** START OF AVAILABLE RECORDS **

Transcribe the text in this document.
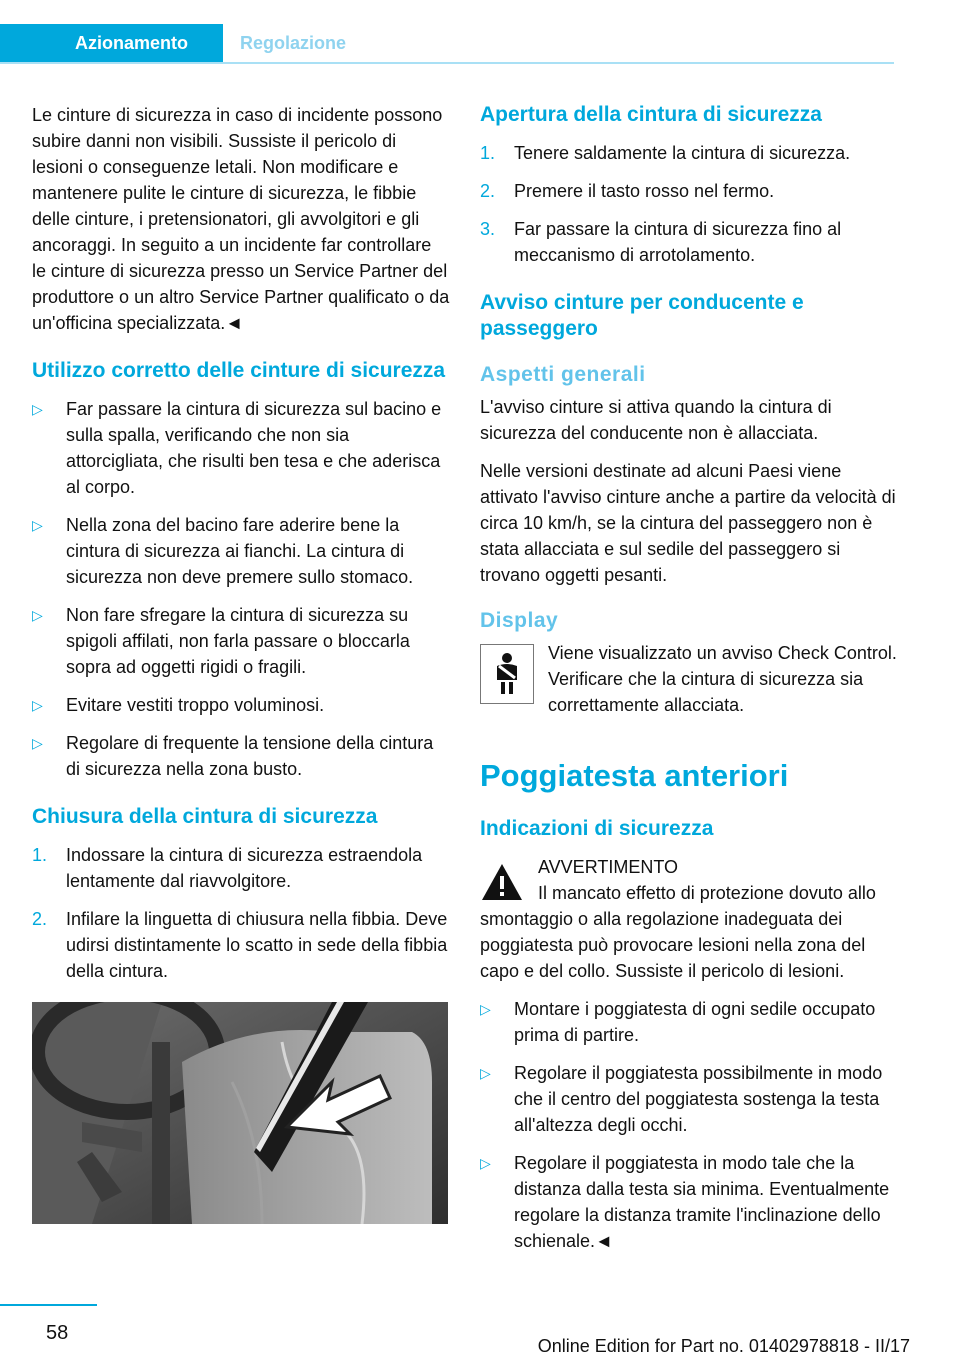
Azionamento	Regolazione

Le cinture di sicurezza in caso di incidente possono subire danni non visibili. Sussiste il pericolo di lesioni o conseguenze letali. Non modificare e mantenere pulite le cinture di sicurezza, le fibbie delle cinture, i pretensionatori, gli avvolgitori e gli ancoraggi. In seguito a un incidente far controllare le cinture di sicurezza presso un Service Partner del produttore o un altro Service Partner qualificato o da un'officina specializzata.◄

Utilizzo corretto delle cinture di sicurezza
▷ Far passare la cintura di sicurezza sul bacino e sulla spalla, verificando che non sia attorcigliata, che risulti ben tesa e che aderisca al corpo.
▷ Nella zona del bacino fare aderire bene la cintura di sicurezza ai fianchi. La cintura di sicurezza non deve premere sullo stomaco.
▷ Non fare sfregare la cintura di sicurezza su spigoli affilati, non farla passare o bloccarla sopra ad oggetti rigidi o fragili.
▷ Evitare vestiti troppo voluminosi.
▷ Regolare di frequente la tensione della cintura di sicurezza nella zona busto.
Chiusura della cintura di sicurezza
1. Indossare la cintura di sicurezza estraendola lentamente dal riavvolgitore.
2. Infilare la linguetta di chiusura nella fibbia. Deve udirsi distintamente lo scatto in sede della fibbia della cintura.
Apertura della cintura di sicurezza
1. Tenere saldamente la cintura di sicurezza.
2. Premere il tasto rosso nel fermo.
3. Far passare la cintura di sicurezza fino al meccanismo di arrotolamento.
Avviso cinture per conducente e passeggero
Aspetti generali

L'avviso cinture si attiva quando la cintura di sicurezza del conducente non è allacciata.

Nelle versioni destinate ad alcuni Paesi viene attivato l'avviso cinture anche a partire da velocità di circa 10 km/h, se la cintura del passeggero non è stata allacciata e sul sedile del passeggero si trovano oggetti pesanti.

Display
Viene visualizzato un avviso Check Control. Verificare che la cintura di sicurezza sia correttamente allacciata.
Poggiatesta anteriori
Indicazioni di sicurezza
AVVERTIMENTO

Il mancato effetto di protezione dovuto allo smontaggio o alla regolazione inadeguata dei poggiatesta può provocare lesioni nella zona del capo e del collo. Sussiste il pericolo di lesioni.

▷ Montare i poggiatesta di ogni sedile occupato prima di partire.
▷ Regolare il poggiatesta possibilmente in modo che il centro del poggiatesta sostenga la testa all'altezza degli occhi.
▷ Regolare il poggiatesta in modo tale che la distanza dalla testa sia minima. Eventualmente regolare la distanza tramite l'inclinazione dello schienale.◄
58
Online Edition for Part no. 01402978818 - II/17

** END OF AVAILABLE RECORDS **

- GIVEN INSTRUCTION -
In the entries above, find each line with the word "partire" and copy it.

- COMPLETED TASK -
Nelle versioni destinate ad alcuni Paesi viene attivato l'avviso cinture anche a partire da velocità di circa 10 km/h, se la cintura del passeggero non è stata allacciata e sul sedile del passeggero si trovano oggetti pesanti.
▷ Montare i poggiatesta di ogni sedile occupato prima di partire.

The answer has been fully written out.